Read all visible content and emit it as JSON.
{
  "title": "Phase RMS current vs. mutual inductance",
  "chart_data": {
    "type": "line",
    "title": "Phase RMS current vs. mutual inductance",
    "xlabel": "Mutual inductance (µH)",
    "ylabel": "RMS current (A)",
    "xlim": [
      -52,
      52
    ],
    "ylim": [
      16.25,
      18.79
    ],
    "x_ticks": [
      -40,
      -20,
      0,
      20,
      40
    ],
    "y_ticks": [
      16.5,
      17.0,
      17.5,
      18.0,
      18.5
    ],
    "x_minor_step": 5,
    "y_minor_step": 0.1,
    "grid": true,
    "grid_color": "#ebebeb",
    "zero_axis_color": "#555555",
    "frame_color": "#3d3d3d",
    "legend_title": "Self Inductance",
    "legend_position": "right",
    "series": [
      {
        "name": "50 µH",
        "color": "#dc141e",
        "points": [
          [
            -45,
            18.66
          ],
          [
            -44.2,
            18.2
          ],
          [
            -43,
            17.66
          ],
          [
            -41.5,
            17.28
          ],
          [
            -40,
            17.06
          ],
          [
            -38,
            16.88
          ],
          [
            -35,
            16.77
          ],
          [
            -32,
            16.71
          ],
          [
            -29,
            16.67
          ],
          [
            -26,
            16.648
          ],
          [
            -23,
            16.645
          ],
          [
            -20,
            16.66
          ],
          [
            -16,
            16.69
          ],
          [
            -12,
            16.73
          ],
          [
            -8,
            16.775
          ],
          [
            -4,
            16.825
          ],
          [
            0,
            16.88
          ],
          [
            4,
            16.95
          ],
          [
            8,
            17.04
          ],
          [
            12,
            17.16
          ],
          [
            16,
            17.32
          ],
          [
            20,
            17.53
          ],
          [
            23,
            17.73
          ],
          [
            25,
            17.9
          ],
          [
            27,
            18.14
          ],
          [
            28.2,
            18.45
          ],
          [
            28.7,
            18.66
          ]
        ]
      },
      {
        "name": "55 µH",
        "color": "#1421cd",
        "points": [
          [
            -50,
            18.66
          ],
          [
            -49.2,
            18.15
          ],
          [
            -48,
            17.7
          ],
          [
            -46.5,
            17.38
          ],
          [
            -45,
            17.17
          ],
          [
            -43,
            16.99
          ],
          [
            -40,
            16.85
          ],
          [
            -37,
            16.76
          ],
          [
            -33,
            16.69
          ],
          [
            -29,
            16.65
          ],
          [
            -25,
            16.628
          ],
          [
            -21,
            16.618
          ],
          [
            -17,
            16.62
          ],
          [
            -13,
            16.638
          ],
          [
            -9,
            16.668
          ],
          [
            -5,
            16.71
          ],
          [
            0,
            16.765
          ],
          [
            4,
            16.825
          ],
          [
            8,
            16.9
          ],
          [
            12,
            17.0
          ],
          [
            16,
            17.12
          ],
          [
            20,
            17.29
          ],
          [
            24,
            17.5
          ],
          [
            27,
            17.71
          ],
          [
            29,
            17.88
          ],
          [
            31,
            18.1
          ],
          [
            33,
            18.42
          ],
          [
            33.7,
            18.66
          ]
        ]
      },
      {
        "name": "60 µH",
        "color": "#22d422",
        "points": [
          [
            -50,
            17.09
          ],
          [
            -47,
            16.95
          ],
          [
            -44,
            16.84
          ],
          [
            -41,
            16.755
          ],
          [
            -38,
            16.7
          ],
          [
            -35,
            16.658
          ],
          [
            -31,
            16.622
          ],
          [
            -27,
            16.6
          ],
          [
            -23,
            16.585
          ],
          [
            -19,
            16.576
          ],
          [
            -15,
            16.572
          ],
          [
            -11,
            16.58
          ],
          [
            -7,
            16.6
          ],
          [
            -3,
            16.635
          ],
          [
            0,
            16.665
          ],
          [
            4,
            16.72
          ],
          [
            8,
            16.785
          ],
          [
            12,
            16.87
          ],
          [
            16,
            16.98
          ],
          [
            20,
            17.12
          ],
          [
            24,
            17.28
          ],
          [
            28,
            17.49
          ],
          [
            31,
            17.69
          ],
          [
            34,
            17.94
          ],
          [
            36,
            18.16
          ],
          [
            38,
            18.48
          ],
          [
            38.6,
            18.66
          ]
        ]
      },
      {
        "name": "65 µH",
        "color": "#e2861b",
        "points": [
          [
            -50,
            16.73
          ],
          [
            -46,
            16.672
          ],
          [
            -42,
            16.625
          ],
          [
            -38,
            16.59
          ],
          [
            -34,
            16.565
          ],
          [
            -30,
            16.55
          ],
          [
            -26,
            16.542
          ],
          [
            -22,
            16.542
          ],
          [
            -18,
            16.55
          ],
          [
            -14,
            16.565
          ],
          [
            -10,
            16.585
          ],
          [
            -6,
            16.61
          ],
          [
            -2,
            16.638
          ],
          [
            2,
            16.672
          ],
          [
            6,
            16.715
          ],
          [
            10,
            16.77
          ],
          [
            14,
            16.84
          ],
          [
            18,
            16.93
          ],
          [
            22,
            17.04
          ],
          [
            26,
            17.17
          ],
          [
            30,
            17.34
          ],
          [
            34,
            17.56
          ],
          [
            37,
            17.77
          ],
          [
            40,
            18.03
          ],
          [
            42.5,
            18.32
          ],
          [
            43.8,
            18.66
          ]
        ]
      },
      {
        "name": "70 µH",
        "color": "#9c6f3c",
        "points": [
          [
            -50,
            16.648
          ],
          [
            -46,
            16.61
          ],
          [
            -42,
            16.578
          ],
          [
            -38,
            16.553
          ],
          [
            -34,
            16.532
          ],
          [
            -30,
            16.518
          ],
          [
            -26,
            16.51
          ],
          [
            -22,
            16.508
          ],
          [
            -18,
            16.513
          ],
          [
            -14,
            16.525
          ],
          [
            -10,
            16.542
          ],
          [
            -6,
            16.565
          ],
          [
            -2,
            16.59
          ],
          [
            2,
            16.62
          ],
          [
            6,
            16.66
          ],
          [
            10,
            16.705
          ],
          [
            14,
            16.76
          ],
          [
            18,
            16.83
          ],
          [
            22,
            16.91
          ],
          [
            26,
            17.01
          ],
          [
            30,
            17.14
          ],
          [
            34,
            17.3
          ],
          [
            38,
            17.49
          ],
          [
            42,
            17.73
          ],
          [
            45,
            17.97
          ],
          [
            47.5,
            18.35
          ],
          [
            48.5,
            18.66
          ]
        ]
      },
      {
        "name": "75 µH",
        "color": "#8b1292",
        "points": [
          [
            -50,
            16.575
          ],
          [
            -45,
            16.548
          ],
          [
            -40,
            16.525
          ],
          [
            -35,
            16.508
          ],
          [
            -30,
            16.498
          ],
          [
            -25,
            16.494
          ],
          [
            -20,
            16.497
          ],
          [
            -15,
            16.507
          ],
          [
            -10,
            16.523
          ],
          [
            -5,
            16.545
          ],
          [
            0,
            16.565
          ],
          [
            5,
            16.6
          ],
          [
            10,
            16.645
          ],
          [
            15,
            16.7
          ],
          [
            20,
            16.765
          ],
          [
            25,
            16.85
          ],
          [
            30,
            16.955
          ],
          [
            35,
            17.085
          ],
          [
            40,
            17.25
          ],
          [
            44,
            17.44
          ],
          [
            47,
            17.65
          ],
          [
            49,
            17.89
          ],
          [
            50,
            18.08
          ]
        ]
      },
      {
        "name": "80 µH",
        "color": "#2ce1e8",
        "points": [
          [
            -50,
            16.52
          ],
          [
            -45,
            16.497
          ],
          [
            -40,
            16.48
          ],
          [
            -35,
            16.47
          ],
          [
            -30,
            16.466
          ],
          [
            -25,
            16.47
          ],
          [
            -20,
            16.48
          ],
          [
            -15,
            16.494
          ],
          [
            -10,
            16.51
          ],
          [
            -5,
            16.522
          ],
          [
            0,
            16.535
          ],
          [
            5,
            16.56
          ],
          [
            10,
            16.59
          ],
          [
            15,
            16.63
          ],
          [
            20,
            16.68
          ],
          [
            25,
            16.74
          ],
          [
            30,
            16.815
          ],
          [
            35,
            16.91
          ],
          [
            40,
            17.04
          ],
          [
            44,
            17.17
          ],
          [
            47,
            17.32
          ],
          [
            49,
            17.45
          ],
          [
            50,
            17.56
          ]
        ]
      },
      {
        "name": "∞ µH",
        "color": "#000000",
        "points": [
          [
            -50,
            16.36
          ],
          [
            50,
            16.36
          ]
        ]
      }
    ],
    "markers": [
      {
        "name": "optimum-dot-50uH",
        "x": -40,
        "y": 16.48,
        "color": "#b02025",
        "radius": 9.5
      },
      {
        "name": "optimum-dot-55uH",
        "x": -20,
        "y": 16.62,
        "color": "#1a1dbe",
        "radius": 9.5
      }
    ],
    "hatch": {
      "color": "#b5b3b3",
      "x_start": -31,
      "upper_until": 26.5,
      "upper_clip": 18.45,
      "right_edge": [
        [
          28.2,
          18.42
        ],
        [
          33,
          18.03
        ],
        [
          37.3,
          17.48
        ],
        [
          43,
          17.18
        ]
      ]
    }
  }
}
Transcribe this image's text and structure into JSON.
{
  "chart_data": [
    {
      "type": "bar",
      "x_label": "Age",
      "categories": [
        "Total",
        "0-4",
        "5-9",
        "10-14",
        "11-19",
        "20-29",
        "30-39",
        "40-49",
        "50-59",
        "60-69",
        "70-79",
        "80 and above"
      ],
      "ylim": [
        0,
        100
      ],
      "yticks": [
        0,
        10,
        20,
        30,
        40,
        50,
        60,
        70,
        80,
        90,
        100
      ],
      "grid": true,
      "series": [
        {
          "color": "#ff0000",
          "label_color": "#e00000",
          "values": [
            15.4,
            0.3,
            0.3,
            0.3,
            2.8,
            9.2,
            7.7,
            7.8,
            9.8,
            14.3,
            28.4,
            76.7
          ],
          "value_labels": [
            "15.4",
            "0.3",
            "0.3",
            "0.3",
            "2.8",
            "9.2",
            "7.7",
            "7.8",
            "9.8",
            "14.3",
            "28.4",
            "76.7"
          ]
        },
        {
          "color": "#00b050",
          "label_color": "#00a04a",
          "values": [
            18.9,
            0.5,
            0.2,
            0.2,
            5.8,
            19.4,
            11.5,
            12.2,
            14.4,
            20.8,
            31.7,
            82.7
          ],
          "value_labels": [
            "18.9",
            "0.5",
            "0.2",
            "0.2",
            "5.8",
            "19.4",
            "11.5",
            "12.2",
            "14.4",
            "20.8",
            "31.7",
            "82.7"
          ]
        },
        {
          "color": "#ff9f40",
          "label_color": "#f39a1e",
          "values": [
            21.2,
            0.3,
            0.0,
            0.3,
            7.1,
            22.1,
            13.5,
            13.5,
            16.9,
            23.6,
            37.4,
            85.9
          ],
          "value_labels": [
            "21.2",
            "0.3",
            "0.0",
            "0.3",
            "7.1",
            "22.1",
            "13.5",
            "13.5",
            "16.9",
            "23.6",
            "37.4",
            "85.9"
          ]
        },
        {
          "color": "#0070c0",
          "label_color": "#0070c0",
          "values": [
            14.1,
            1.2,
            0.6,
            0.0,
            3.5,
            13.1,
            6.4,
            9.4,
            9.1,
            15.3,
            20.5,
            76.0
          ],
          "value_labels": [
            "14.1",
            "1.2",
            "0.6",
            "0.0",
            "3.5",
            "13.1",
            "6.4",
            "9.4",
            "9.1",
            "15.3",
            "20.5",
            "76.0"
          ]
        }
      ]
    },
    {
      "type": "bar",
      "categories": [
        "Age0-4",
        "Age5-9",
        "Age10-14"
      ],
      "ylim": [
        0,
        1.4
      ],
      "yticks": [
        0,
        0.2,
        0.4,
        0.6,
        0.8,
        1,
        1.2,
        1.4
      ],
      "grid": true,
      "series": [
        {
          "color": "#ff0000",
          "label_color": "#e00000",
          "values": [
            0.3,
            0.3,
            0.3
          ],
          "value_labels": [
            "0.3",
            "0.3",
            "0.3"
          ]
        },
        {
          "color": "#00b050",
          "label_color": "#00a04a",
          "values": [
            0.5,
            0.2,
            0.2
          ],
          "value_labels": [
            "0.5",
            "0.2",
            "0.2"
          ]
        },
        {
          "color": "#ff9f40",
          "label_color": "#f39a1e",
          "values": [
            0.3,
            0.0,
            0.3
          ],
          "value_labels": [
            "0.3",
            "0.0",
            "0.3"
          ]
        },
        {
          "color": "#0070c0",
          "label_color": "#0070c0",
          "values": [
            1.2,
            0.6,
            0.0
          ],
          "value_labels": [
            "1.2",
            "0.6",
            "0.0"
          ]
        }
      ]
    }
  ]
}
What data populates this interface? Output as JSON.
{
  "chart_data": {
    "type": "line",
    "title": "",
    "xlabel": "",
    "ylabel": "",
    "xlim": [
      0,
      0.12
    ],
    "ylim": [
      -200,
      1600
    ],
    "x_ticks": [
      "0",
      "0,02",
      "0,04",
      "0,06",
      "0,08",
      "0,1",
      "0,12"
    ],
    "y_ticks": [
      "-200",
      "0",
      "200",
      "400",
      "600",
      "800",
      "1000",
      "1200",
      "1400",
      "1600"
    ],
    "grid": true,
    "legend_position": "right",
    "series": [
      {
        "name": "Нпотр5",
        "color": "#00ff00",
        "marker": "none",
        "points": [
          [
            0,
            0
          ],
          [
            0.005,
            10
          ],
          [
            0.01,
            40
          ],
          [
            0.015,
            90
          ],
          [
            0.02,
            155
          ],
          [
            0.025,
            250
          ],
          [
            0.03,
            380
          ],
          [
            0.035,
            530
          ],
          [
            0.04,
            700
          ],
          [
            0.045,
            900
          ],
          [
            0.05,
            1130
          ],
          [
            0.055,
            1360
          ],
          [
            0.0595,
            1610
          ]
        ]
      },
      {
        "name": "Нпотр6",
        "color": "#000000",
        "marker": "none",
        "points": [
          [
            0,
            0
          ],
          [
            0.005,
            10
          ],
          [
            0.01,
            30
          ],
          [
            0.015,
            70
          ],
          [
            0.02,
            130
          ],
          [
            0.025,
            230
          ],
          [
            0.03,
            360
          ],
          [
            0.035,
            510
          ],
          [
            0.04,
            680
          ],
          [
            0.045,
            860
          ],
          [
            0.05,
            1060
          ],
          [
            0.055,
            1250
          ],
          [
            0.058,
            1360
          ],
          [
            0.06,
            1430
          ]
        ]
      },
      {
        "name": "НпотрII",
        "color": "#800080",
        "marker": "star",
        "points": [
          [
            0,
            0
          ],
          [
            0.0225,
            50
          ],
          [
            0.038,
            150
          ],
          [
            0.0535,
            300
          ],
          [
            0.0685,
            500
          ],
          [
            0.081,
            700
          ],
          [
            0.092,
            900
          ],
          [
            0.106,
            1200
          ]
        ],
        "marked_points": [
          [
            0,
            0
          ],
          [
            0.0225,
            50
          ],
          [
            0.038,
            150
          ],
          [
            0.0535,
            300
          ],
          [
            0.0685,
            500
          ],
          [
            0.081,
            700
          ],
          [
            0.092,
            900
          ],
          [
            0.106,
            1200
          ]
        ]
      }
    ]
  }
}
::::::::
*Required task*
Scan the listing above for the word "current" and show each line where it is found.

*Correct output*
  "title": "Phase RMS current vs. mutual inductance",
    "title": "Phase RMS current vs. mutual inductance",
    "ylabel": "RMS current (A)",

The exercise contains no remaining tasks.